══ RECORD EXCERPTS
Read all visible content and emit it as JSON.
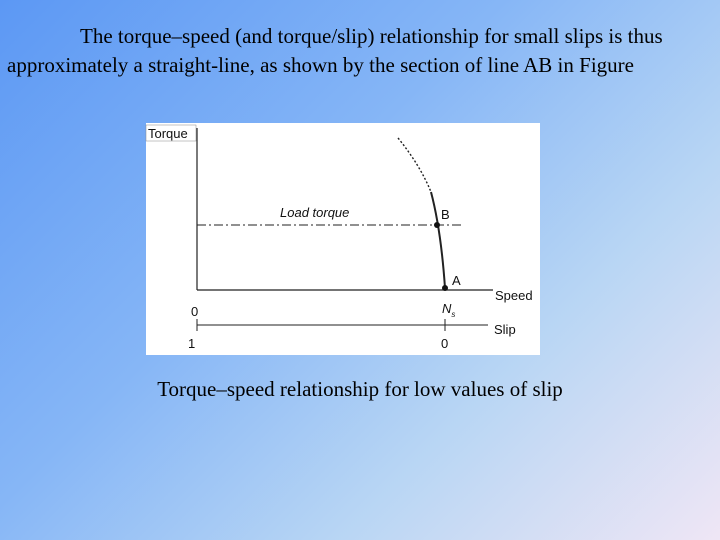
{
  "paragraph": "The torque–speed (and torque/slip) relationship for small slips is thus approximately a straight-line, as shown by the section of line AB in Figure",
  "figure": {
    "torque_axis": "Torque",
    "load_torque": "Load torque",
    "point_b": "B",
    "point_a": "A",
    "speed_zero": "0",
    "speed_axis": "Speed",
    "sync_speed": "N",
    "sync_speed_sub": "s",
    "slip_one": "1",
    "slip_zero": "0",
    "slip_axis": "Slip"
  },
  "caption": "Torque–speed relationship for low values of slip"
}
════
TASK TO CARRY OUT
Report each line in the data that holds the word "relationship".

REPLY
  "paragraph": "The torque–speed (and torque/slip) relationship for small slips is thus approximately a straight-line, as shown by the section of line AB in Figure",
  "caption": "Torque–speed relationship for low values of slip"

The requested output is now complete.